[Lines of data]
↓

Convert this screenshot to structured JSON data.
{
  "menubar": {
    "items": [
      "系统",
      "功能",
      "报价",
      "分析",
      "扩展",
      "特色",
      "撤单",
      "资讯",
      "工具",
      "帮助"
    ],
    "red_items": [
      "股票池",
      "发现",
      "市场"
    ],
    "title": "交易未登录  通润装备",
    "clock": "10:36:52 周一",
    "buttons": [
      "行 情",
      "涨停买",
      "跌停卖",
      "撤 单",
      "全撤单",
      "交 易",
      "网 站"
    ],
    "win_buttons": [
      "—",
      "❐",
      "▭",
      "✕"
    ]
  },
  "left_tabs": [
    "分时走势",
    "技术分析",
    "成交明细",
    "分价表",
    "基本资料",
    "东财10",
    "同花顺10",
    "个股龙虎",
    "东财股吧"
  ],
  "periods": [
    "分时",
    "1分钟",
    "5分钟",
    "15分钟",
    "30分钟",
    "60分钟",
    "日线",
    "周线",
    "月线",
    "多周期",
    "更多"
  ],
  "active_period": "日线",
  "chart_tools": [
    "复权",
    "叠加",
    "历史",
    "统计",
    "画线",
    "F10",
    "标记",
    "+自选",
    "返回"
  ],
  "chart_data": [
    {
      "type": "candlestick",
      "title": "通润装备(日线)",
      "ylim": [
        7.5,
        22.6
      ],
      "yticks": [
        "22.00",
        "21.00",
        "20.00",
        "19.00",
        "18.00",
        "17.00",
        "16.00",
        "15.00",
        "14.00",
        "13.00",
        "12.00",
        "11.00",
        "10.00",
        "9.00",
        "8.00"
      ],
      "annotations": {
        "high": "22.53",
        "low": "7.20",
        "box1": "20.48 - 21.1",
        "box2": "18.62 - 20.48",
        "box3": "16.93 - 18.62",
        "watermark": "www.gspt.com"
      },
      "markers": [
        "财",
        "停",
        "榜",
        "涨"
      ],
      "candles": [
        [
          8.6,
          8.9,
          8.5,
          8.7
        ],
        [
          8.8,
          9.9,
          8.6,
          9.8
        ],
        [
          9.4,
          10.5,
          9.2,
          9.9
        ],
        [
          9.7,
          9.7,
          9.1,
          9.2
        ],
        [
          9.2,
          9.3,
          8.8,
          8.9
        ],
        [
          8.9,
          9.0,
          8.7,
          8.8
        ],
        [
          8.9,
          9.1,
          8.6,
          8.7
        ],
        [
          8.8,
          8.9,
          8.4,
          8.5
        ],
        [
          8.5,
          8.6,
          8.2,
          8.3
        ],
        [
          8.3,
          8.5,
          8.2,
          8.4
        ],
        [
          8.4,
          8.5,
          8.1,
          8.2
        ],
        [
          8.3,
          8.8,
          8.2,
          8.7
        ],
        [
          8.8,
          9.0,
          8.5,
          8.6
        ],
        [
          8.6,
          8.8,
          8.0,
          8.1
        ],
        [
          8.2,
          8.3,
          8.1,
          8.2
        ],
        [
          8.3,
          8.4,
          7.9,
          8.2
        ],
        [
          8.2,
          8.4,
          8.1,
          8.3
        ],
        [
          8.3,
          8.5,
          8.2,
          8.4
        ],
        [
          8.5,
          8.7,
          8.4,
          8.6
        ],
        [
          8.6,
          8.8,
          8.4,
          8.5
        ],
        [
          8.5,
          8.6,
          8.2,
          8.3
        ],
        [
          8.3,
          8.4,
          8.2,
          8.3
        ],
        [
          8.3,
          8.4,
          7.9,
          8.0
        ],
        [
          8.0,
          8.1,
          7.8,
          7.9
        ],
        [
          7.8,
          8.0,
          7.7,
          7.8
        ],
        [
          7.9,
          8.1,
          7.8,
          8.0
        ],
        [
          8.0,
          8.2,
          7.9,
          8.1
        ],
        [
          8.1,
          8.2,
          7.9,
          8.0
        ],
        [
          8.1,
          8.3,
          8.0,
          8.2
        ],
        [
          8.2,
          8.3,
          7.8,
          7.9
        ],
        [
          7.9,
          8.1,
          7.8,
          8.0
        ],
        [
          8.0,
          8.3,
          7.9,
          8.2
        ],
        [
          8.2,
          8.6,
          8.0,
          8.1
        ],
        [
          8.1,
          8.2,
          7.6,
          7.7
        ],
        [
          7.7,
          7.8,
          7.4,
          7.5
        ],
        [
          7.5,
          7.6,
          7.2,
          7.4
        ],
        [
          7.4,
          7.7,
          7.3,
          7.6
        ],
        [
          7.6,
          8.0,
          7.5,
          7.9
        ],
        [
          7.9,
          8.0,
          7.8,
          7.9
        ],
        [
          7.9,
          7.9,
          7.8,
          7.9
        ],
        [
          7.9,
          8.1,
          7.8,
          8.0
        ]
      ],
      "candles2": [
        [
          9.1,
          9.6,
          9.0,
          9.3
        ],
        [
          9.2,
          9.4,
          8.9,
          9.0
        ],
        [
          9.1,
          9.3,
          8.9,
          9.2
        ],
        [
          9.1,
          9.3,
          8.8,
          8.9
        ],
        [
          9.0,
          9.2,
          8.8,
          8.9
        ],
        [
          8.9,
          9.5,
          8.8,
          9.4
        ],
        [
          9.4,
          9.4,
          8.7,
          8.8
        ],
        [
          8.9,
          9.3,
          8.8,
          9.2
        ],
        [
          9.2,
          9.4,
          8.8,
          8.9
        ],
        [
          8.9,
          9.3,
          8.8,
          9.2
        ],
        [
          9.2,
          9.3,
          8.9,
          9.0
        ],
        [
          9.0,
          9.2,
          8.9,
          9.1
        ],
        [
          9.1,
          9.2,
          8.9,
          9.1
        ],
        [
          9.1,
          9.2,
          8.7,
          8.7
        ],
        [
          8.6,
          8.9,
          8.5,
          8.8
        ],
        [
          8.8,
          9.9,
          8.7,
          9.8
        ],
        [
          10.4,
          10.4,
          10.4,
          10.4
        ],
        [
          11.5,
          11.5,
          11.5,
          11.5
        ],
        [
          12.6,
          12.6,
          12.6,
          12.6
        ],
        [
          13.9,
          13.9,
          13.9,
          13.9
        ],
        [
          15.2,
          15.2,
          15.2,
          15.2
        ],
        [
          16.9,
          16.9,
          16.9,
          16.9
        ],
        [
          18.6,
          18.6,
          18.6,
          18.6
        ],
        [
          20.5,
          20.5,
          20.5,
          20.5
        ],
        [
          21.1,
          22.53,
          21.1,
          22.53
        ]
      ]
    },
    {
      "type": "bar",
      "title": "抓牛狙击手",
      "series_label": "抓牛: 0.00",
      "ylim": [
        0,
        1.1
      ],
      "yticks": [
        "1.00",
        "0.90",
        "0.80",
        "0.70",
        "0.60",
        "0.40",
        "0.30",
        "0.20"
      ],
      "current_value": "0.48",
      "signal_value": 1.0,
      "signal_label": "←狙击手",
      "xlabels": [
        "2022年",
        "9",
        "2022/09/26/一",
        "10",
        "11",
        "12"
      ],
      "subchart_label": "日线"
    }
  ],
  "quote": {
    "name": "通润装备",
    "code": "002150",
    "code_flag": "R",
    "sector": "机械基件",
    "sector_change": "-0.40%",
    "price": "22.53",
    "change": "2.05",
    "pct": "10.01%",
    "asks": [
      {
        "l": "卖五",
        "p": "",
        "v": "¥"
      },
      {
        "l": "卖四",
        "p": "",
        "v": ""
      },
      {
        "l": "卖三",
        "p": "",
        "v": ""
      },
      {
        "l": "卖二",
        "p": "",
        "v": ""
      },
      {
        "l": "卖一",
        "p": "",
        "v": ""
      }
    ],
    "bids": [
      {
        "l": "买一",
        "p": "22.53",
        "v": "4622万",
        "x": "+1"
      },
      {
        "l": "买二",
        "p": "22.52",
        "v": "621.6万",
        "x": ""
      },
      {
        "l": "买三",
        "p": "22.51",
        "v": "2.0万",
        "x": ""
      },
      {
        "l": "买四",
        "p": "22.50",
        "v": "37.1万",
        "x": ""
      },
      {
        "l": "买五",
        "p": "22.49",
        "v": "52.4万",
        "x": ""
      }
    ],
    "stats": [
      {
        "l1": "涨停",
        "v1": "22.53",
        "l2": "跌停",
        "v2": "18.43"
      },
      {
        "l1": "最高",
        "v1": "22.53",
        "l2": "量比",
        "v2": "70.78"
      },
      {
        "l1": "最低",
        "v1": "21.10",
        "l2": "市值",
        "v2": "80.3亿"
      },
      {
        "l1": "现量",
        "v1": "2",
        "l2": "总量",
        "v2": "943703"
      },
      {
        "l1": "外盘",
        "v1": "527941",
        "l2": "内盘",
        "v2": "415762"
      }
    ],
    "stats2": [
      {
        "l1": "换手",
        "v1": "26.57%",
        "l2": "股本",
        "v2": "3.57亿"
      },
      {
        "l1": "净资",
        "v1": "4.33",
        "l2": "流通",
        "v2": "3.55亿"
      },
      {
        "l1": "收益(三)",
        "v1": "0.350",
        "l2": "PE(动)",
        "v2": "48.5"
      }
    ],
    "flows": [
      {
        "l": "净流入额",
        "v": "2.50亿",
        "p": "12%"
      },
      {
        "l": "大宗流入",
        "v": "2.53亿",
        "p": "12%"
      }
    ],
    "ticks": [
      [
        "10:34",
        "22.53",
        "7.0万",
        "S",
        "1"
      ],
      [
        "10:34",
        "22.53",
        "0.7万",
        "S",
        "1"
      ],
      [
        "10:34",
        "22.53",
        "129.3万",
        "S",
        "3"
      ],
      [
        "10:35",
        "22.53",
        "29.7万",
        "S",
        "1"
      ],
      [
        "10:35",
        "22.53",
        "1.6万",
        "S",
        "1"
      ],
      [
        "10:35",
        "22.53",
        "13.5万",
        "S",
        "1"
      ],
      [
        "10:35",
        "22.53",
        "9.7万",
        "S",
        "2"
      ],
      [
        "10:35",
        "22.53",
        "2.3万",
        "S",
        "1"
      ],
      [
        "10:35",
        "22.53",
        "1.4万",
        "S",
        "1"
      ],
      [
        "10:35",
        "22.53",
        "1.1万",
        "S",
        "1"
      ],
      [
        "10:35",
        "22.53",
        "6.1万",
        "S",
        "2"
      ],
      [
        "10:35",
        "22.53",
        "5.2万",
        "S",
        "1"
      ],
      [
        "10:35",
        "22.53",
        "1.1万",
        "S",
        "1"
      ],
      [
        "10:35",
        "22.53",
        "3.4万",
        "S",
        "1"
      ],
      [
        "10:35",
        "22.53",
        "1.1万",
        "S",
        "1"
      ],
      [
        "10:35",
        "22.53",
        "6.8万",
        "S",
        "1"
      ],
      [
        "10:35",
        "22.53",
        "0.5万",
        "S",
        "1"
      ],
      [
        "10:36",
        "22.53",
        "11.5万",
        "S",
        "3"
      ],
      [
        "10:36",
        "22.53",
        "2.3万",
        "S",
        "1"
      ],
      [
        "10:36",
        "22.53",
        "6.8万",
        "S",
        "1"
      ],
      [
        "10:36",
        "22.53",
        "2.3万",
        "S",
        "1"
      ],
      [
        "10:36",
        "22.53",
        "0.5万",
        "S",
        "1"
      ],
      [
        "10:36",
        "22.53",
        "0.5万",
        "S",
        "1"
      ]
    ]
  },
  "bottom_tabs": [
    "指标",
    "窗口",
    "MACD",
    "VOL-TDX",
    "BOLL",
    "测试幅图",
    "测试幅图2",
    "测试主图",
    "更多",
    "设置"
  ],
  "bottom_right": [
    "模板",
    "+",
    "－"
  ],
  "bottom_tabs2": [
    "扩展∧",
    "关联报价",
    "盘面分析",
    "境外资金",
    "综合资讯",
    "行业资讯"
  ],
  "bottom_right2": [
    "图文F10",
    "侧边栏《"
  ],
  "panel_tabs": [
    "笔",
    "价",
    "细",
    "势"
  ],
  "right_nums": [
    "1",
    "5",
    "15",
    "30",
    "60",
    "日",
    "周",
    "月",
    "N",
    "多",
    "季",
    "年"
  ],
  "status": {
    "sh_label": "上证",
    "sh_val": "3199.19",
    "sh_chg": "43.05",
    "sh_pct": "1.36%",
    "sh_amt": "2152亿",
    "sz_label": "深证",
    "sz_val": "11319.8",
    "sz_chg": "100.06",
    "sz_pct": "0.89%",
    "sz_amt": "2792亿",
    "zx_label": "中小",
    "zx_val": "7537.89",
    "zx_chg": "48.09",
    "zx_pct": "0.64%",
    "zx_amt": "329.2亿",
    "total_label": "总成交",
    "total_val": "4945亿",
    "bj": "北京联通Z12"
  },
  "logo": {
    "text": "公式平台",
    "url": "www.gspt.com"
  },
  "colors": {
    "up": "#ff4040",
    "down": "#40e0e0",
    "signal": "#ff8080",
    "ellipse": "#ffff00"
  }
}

↑

- To do
Check each line above for the string "title" and show the ones that have it.

- Exercise response
    "title": "交易未登录  通润装备",
      "title": "通润装备(日线)",
      "title": "抓牛狙击手",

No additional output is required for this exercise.